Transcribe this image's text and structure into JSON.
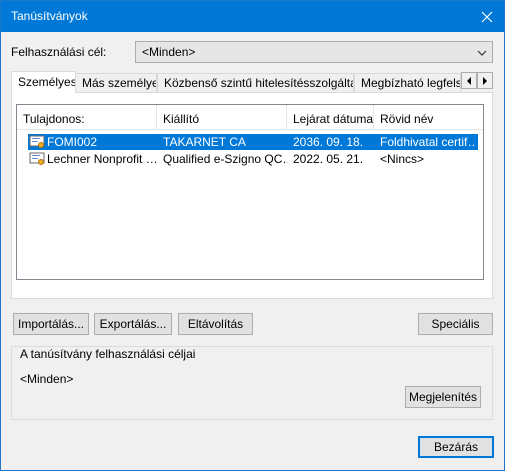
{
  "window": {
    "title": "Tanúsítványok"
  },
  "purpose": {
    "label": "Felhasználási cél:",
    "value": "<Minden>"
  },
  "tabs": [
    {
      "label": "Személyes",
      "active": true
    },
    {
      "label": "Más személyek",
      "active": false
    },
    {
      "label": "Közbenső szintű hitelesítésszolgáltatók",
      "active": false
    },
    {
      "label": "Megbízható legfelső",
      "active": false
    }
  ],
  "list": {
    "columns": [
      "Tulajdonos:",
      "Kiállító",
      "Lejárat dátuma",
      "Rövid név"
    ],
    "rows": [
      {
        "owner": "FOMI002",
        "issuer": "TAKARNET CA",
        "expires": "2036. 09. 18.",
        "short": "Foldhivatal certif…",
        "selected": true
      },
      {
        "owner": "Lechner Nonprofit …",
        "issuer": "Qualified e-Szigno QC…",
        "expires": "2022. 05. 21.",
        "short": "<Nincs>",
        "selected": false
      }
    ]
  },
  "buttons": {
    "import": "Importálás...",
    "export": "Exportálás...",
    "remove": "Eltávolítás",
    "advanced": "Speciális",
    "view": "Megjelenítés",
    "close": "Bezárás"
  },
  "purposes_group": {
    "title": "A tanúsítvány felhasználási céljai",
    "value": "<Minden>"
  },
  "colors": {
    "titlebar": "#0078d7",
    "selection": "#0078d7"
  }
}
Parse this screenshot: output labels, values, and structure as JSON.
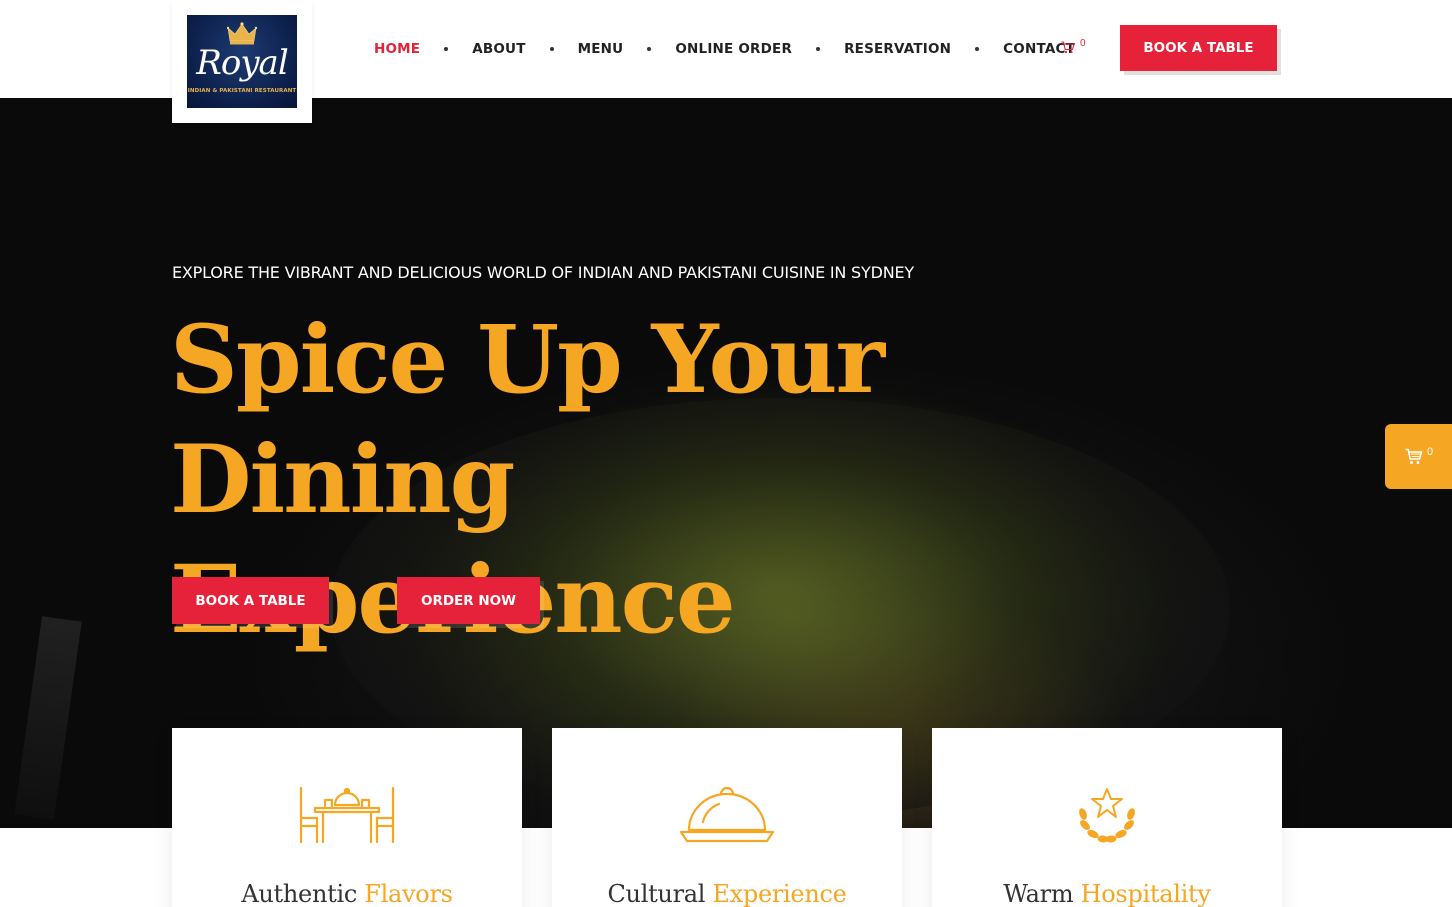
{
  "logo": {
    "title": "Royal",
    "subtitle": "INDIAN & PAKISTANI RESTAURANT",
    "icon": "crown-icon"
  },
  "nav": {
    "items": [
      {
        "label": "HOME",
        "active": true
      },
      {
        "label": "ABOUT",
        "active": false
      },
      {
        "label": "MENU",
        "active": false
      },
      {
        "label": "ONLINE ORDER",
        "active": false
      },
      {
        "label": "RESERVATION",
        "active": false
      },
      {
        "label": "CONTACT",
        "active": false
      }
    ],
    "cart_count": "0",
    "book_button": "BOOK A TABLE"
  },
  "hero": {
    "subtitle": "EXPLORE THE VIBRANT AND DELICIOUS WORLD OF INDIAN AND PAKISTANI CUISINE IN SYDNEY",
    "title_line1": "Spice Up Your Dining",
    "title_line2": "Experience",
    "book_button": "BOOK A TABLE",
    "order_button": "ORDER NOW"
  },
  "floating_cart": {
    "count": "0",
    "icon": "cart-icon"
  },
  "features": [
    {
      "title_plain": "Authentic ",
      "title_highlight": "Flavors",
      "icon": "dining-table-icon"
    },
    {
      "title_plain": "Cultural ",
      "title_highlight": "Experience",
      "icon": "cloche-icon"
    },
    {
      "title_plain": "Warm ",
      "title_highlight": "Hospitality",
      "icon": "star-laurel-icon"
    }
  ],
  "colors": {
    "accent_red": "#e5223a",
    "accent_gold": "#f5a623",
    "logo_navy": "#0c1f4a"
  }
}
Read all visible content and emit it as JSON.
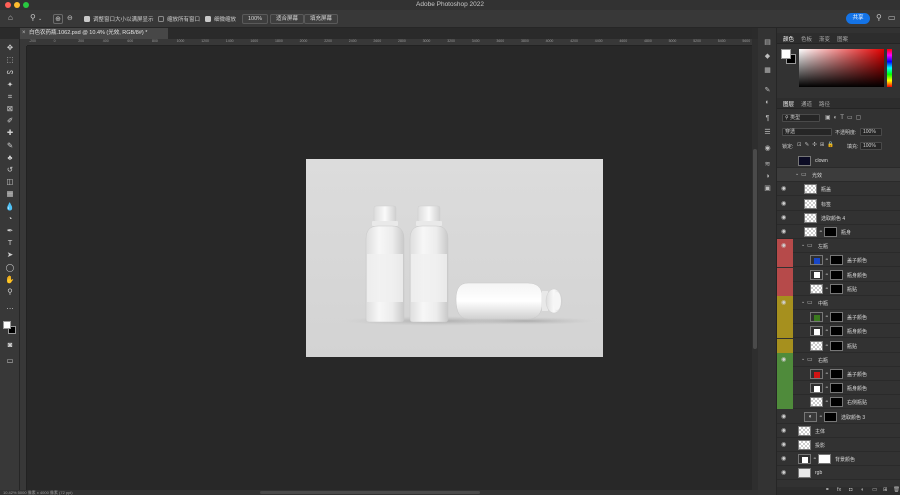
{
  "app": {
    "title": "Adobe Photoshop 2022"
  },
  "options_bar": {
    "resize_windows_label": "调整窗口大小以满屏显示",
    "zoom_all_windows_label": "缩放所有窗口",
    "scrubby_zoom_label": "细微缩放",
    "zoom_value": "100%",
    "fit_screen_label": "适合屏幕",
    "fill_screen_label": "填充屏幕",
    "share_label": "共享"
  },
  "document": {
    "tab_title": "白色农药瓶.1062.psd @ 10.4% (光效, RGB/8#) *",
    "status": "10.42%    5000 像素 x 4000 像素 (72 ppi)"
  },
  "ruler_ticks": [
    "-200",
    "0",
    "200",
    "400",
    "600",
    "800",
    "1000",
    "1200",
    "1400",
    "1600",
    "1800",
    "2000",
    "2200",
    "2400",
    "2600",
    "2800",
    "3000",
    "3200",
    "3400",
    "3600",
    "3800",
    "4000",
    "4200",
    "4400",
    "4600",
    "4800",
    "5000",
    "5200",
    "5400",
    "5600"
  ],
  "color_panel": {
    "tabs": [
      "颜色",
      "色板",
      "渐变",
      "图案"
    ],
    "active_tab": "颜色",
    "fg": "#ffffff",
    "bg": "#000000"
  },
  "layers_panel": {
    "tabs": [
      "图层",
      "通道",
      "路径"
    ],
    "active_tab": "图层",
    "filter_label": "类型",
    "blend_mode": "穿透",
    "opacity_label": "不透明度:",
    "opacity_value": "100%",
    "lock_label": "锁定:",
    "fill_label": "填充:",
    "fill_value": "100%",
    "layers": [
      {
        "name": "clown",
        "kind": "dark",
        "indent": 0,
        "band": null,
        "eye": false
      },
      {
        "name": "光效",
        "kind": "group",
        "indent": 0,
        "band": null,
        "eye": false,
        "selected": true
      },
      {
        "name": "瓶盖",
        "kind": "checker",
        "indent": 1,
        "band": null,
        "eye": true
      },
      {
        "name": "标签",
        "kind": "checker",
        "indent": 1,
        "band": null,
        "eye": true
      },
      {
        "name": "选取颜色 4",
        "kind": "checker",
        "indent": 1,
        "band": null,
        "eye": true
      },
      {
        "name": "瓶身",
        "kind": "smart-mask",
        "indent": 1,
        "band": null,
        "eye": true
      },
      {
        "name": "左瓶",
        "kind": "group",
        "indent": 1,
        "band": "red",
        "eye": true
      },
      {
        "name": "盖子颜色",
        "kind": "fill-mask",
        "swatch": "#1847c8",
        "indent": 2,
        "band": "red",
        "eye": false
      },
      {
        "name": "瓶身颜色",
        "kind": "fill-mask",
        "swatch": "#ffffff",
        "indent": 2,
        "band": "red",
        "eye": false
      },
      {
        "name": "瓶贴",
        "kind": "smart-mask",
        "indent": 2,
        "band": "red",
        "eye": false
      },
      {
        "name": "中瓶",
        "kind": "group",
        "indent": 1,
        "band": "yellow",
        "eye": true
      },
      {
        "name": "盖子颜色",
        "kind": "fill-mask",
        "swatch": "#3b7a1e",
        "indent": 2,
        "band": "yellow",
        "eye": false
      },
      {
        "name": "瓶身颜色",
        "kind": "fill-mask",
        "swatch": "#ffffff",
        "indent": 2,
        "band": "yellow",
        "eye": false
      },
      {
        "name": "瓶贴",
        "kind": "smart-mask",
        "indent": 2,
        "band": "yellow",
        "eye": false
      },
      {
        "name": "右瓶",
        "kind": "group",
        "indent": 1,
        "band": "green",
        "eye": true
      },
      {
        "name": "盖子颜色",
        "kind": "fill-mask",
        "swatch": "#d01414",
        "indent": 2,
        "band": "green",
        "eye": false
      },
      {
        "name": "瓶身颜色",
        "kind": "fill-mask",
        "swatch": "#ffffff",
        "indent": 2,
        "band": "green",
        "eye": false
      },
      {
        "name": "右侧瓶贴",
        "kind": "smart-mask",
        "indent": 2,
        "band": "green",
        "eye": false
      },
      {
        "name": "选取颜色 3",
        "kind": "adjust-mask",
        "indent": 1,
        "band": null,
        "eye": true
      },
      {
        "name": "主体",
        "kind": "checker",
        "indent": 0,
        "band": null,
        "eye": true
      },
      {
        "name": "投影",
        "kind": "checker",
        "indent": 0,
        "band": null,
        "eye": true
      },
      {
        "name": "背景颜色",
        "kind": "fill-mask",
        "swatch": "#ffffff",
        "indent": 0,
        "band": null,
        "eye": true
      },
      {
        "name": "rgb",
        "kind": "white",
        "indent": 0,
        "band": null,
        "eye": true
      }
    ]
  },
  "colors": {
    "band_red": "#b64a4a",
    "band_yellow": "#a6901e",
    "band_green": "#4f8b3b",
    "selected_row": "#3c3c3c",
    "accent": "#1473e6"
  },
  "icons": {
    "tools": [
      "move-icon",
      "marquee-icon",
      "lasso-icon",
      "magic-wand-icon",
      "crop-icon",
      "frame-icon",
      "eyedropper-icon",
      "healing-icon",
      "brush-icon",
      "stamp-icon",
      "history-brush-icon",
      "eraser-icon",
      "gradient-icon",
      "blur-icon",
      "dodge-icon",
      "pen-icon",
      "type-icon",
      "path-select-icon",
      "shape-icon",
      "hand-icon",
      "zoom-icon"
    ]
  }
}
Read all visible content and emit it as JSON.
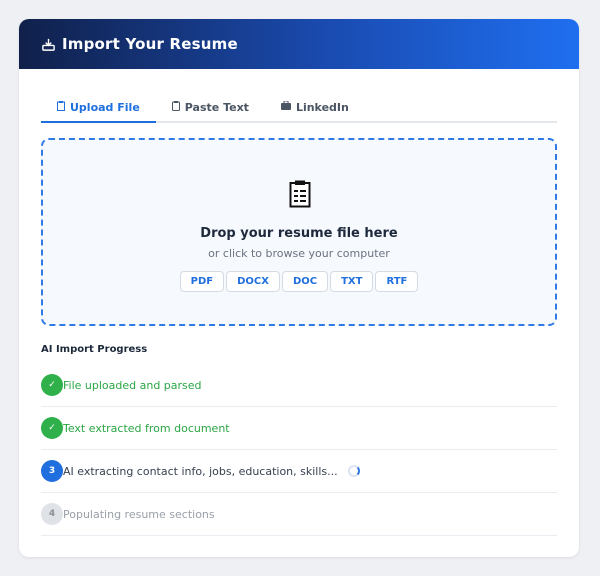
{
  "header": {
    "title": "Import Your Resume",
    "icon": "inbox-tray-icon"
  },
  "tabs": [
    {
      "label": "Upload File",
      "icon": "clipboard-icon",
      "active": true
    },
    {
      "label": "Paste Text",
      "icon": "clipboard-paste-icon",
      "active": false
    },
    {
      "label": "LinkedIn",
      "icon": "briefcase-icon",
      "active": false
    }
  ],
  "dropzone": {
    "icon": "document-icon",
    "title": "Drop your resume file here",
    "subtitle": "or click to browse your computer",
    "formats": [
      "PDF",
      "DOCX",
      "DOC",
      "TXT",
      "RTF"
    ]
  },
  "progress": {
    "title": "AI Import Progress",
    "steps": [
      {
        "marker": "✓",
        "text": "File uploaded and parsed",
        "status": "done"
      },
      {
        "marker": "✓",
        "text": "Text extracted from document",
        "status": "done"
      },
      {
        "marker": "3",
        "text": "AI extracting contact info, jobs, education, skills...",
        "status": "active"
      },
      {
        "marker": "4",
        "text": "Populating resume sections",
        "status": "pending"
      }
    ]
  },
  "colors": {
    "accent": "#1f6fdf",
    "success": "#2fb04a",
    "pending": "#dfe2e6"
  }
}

→ **SET PROBLEM**:
From the data above, copy each line that holds "short".

→ **WORKED ANSWER**:
        "short": "Foldhivatal certif…",
        "short": "<Nincs>",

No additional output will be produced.